RECORDS FOR THIS EXERCISE
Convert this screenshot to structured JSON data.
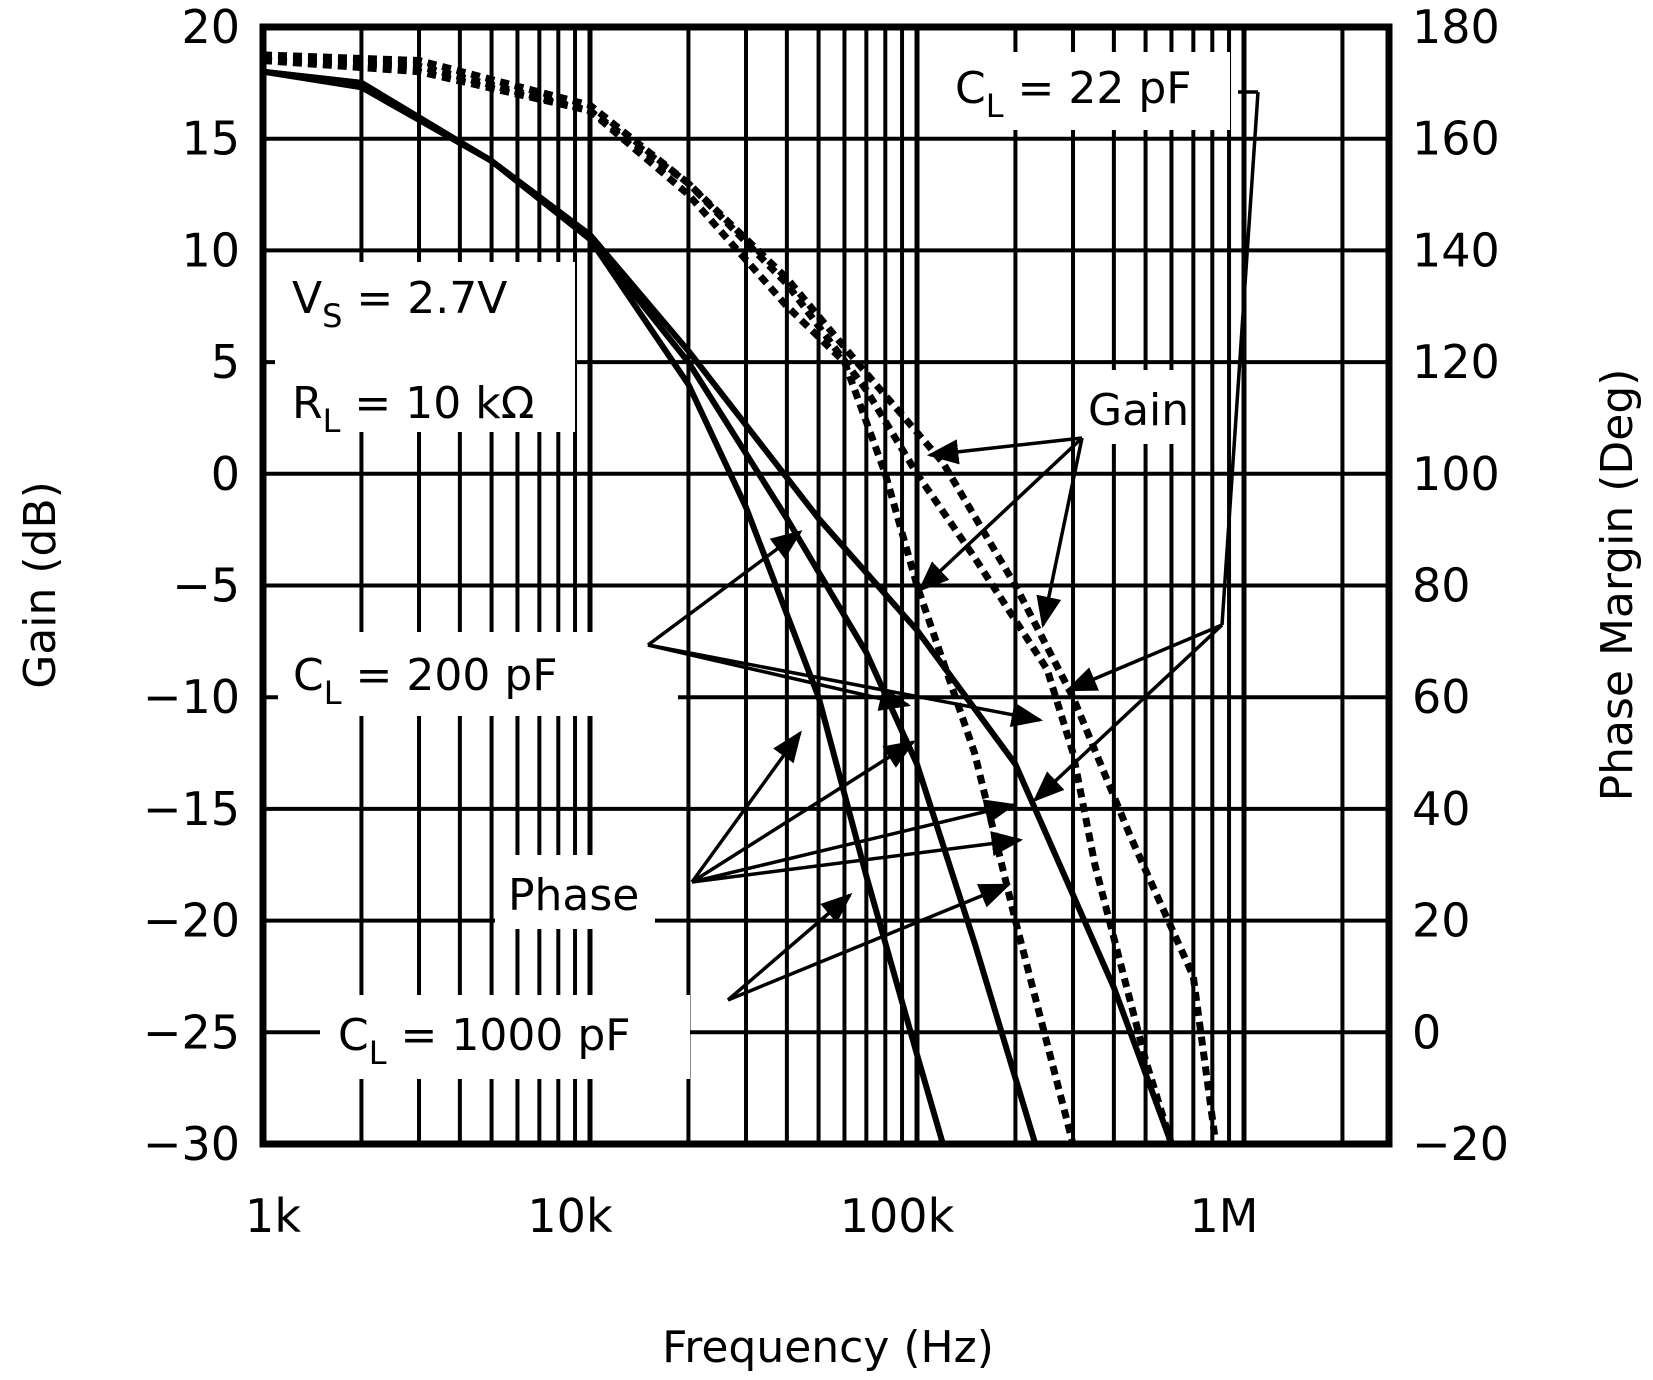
{
  "chart_data": {
    "type": "line",
    "title": "",
    "xlabel": "Frequency (Hz)",
    "ylabel": "Gain (dB)",
    "y2label": "Phase Margin (Deg)",
    "xscale": "log",
    "xlim": [
      1000,
      2760000
    ],
    "ylim": [
      -30,
      20
    ],
    "y2lim": [
      -20,
      180
    ],
    "grid": true,
    "x_ticks": [
      {
        "value": 1000,
        "label": "1k"
      },
      {
        "value": 10000,
        "label": "10k"
      },
      {
        "value": 100000,
        "label": "100k"
      },
      {
        "value": 1000000,
        "label": "1M"
      }
    ],
    "y_ticks": [
      20,
      15,
      10,
      5,
      0,
      -5,
      -10,
      -15,
      -20,
      -25,
      -30
    ],
    "y_tick_labels": [
      "20",
      "15",
      "10",
      "5",
      "0",
      "−5",
      "−10",
      "−15",
      "−20",
      "−25",
      "−30"
    ],
    "y2_ticks": [
      180,
      160,
      140,
      120,
      100,
      80,
      60,
      40,
      20,
      0,
      -20
    ],
    "y2_tick_labels": [
      "180",
      "160",
      "140",
      "120",
      "100",
      "80",
      "60",
      "40",
      "20",
      "0",
      "−20"
    ],
    "conditions": {
      "vs": {
        "main": "V",
        "sub": "S",
        "rest": " = 2.7V"
      },
      "rl": {
        "main": "R",
        "sub": "L",
        "rest": " = 10 kΩ"
      }
    },
    "annotations": {
      "cl22": {
        "main": "C",
        "sub": "L",
        "rest": " = 22 pF"
      },
      "cl200": {
        "main": "C",
        "sub": "L",
        "rest": " = 200 pF"
      },
      "cl1000": {
        "main": "C",
        "sub": "L",
        "rest": " = 1000 pF"
      },
      "gain": "Gain",
      "phase": "Phase"
    },
    "series": [
      {
        "name": "Gain, CL = 1000 pF",
        "axis": "gain",
        "style": "solid",
        "x": [
          1000,
          2000,
          5000,
          10000,
          20000,
          30000,
          50000,
          70000,
          100000,
          120000,
          2760000
        ],
        "y": [
          18,
          17.5,
          14,
          10.5,
          4,
          -1.5,
          -10,
          -18,
          -26,
          -30,
          -30
        ]
      },
      {
        "name": "Gain, CL = 200 pF",
        "axis": "gain",
        "style": "solid",
        "x": [
          1000,
          2000,
          5000,
          10000,
          20000,
          40000,
          70000,
          100000,
          150000,
          230000,
          2760000
        ],
        "y": [
          18,
          17.3,
          14,
          10.5,
          5,
          -2,
          -8,
          -13,
          -21,
          -30,
          -30
        ]
      },
      {
        "name": "Gain, CL = 22 pF",
        "axis": "gain",
        "style": "solid",
        "x": [
          1000,
          2000,
          5000,
          10000,
          20000,
          50000,
          100000,
          200000,
          400000,
          600000,
          2760000
        ],
        "y": [
          18,
          17.5,
          14,
          10.7,
          5.5,
          -2,
          -7,
          -13,
          -23,
          -30,
          -30
        ]
      },
      {
        "name": "Phase, CL = 1000 pF",
        "axis": "phase",
        "style": "dotted",
        "x": [
          1000,
          3000,
          10000,
          20000,
          40000,
          60000,
          80000,
          100000,
          150000,
          200000,
          300000
        ],
        "y": [
          174,
          172,
          165,
          150,
          130,
          120,
          100,
          80,
          50,
          20,
          -20
        ]
      },
      {
        "name": "Phase, CL = 200 pF",
        "axis": "phase",
        "style": "dotted",
        "x": [
          1000,
          3000,
          10000,
          20000,
          40000,
          70000,
          100000,
          150000,
          250000,
          300000,
          350000,
          500000,
          600000
        ],
        "y": [
          174,
          173,
          165,
          152,
          134,
          115,
          100,
          85,
          65,
          50,
          30,
          -5,
          -20
        ]
      },
      {
        "name": "Phase, CL = 22 pF",
        "axis": "phase",
        "style": "dotted",
        "x": [
          1000,
          3000,
          10000,
          20000,
          40000,
          70000,
          120000,
          200000,
          300000,
          450000,
          700000,
          820000
        ],
        "y": [
          175,
          174,
          166,
          152,
          135,
          118,
          102,
          80,
          60,
          35,
          10,
          -20
        ]
      }
    ],
    "legend": "none (callout labels with arrows)"
  }
}
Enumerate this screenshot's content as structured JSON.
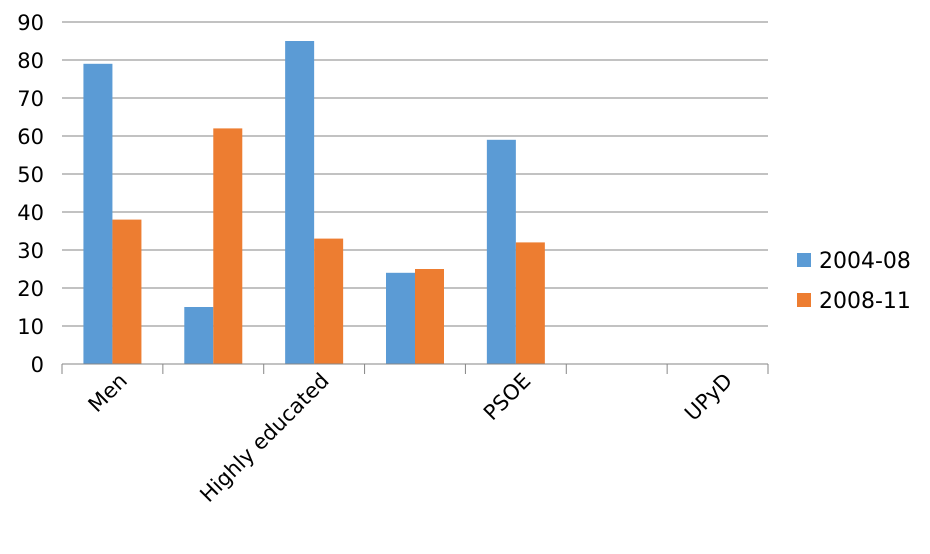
{
  "chart_data": {
    "type": "bar",
    "categories": [
      "Men",
      "",
      "Highly educated",
      "",
      "PSOE",
      "",
      "UPyD"
    ],
    "series": [
      {
        "name": "2004-08",
        "color": "#5B9BD5",
        "values": [
          79,
          15,
          85,
          24,
          59,
          null,
          null
        ]
      },
      {
        "name": "2008-11",
        "color": "#ED7D31",
        "values": [
          38,
          62,
          33,
          25,
          32,
          null,
          null
        ]
      }
    ],
    "ylim": [
      0,
      90
    ],
    "yticks": [
      0,
      10,
      20,
      30,
      40,
      50,
      60,
      70,
      80,
      90
    ],
    "grid": true,
    "legend_position": "right"
  }
}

TASK DIRECTIONS
Whichever lines contain the string "rest", select and copy them.

SOLVED PROBLEM
        "rest": " = 2.7V"
        "rest": " = 10 kΩ"
        "rest": " = 22 pF"
        "rest": " = 200 pF"
        "rest": " = 1000 pF"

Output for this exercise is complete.